WORK REQUIRED
Give back all of the records, exactly and completely.

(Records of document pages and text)
______

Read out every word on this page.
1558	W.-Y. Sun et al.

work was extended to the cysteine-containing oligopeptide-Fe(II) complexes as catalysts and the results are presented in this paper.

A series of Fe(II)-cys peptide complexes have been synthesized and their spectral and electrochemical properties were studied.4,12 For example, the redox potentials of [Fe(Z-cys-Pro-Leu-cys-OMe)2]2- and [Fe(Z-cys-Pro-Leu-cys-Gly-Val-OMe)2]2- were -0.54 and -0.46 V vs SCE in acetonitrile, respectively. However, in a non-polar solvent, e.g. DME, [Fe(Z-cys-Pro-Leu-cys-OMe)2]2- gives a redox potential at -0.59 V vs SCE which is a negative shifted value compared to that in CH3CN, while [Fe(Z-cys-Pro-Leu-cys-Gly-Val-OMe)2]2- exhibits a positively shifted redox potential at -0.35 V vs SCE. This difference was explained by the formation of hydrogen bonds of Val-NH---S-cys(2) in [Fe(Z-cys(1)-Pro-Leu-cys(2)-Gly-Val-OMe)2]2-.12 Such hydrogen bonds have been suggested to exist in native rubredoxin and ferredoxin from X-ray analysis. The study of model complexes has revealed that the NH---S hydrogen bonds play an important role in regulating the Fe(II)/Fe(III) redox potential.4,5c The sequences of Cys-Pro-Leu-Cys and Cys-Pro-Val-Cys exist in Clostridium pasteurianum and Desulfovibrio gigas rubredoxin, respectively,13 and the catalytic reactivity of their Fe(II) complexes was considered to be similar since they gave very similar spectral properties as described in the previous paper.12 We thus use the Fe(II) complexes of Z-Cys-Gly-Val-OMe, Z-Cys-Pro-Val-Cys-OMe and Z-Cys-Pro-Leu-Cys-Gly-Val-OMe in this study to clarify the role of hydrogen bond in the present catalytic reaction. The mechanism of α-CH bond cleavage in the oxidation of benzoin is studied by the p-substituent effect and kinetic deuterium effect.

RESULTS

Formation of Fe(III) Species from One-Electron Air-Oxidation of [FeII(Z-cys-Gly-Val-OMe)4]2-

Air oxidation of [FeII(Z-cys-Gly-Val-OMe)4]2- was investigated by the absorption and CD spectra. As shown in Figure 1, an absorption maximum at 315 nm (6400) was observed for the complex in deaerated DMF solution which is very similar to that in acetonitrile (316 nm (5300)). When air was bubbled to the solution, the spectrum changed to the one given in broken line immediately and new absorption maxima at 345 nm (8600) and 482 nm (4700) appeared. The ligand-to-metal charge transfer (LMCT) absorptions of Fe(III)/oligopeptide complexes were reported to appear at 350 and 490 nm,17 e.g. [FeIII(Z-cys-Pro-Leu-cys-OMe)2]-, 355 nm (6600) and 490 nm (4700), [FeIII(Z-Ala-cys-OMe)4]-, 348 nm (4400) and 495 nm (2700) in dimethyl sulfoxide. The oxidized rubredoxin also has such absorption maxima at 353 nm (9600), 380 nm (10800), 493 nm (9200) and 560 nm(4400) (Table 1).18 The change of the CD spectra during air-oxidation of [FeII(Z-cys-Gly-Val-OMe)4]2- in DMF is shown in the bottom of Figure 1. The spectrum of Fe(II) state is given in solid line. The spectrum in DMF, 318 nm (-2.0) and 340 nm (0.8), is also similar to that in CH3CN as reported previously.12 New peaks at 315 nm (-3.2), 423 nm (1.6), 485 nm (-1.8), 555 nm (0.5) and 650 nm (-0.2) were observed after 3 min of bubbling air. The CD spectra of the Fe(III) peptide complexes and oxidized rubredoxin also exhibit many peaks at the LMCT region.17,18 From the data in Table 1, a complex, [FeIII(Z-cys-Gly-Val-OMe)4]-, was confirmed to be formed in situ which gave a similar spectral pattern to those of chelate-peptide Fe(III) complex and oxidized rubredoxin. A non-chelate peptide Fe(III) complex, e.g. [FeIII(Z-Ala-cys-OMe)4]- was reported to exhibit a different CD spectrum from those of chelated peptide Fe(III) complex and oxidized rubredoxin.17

______

OUTPUT OF THE TASK
Read out every word on this page.
1558	W.-Y. Sun et al.

work was extended to the cysteine-containing oligopeptide-Fe(II) complexes as catalysts and the results are presented in this paper.

A series of Fe(II)-cys peptide complexes have been synthesized and their spectral and electrochemical properties were studied.4,12 For example, the redox potentials of [Fe(Z-cys-Pro-Leu-cys-OMe)2]2- and [Fe(Z-cys-Pro-Leu-cys-Gly-Val-OMe)2]2- were -0.54 and -0.46 V vs SCE in acetonitrile, respectively. However, in a non-polar solvent, e.g. DME, [Fe(Z-cys-Pro-Leu-cys-OMe)2]2- gives a redox potential at -0.59 V vs SCE which is a negative shifted value compared to that in CH3CN, while [Fe(Z-cys-Pro-Leu-cys-Gly-Val-OMe)2]2- exhibits a positively shifted redox potential at -0.35 V vs SCE. This difference was explained by the formation of hydrogen bonds of Val-NH---S-cys(2) in [Fe(Z-cys(1)-Pro-Leu-cys(2)-Gly-Val-OMe)2]2-.12 Such hydrogen bonds have been suggested to exist in native rubredoxin and ferredoxin from X-ray analysis. The study of model complexes has revealed that the NH---S hydrogen bonds play an important role in regulating the Fe(II)/Fe(III) redox potential.4,5c The sequences of Cys-Pro-Leu-Cys and Cys-Pro-Val-Cys exist in Clostridium pasteurianum and Desulfovibrio gigas rubredoxin, respectively,13 and the catalytic reactivity of their Fe(II) complexes was considered to be similar since they gave very similar spectral properties as described in the previous paper.12 We thus use the Fe(II) complexes of Z-Cys-Gly-Val-OMe, Z-Cys-Pro-Val-Cys-OMe and Z-Cys-Pro-Leu-Cys-Gly-Val-OMe in this study to clarify the role of hydrogen bond in the present catalytic reaction. The mechanism of α-CH bond cleavage in the oxidation of benzoin is studied by the p-substituent effect and kinetic deuterium effect.

RESULTS

Formation of Fe(III) Species from One-Electron Air-Oxidation of [FeII(Z-cys-Gly-Val-OMe)4]2-

Air oxidation of [FeII(Z-cys-Gly-Val-OMe)4]2- was investigated by the absorption and CD spectra. As shown in Figure 1, an absorption maximum at 315 nm (6400) was observed for the complex in deaerated DMF solution which is very similar to that in acetonitrile (316 nm (5300)). When air was bubbled to the solution, the spectrum changed to the one given in broken line immediately and new absorption maxima at 345 nm (8600) and 482 nm (4700) appeared. The ligand-to-metal charge transfer (LMCT) absorptions of Fe(III)/oligopeptide complexes were reported to appear at 350 and 490 nm,17 e.g. [FeIII(Z-cys-Pro-Leu-cys-OMe)2]-, 355 nm (6600) and 490 nm (4700), [FeIII(Z-Ala-cys-OMe)4]-, 348 nm (4400) and 495 nm (2700) in dimethyl sulfoxide. The oxidized rubredoxin also has such absorption maxima at 353 nm (9600), 380 nm (10800), 493 nm (9200) and 560 nm(4400) (Table 1).18 The change of the CD spectra during air-oxidation of [FeII(Z-cys-Gly-Val-OMe)4]2- in DMF is shown in the bottom of Figure 1. The spectrum of Fe(II) state is given in solid line. The spectrum in DMF, 318 nm (-2.0) and 340 nm (0.8), is also similar to that in CH3CN as reported previously.12 New peaks at 315 nm (-3.2), 423 nm (1.6), 485 nm (-1.8), 555 nm (0.5) and 650 nm (-0.2) were observed after 3 min of bubbling air. The CD spectra of the Fe(III) peptide complexes and oxidized rubredoxin also exhibit many peaks at the LMCT region.17,18 From the data in Table 1, a complex, [FeIII(Z-cys-Gly-Val-OMe)4]-, was confirmed to be formed in situ which gave a similar spectral pattern to those of chelate-peptide Fe(III) complex and oxidized rubredoxin. A non-chelate peptide Fe(III) complex, e.g. [FeIII(Z-Ala-cys-OMe)4]- was reported to exhibit a different CD spectrum from those of chelated peptide Fe(III) complex and oxidized rubredoxin.17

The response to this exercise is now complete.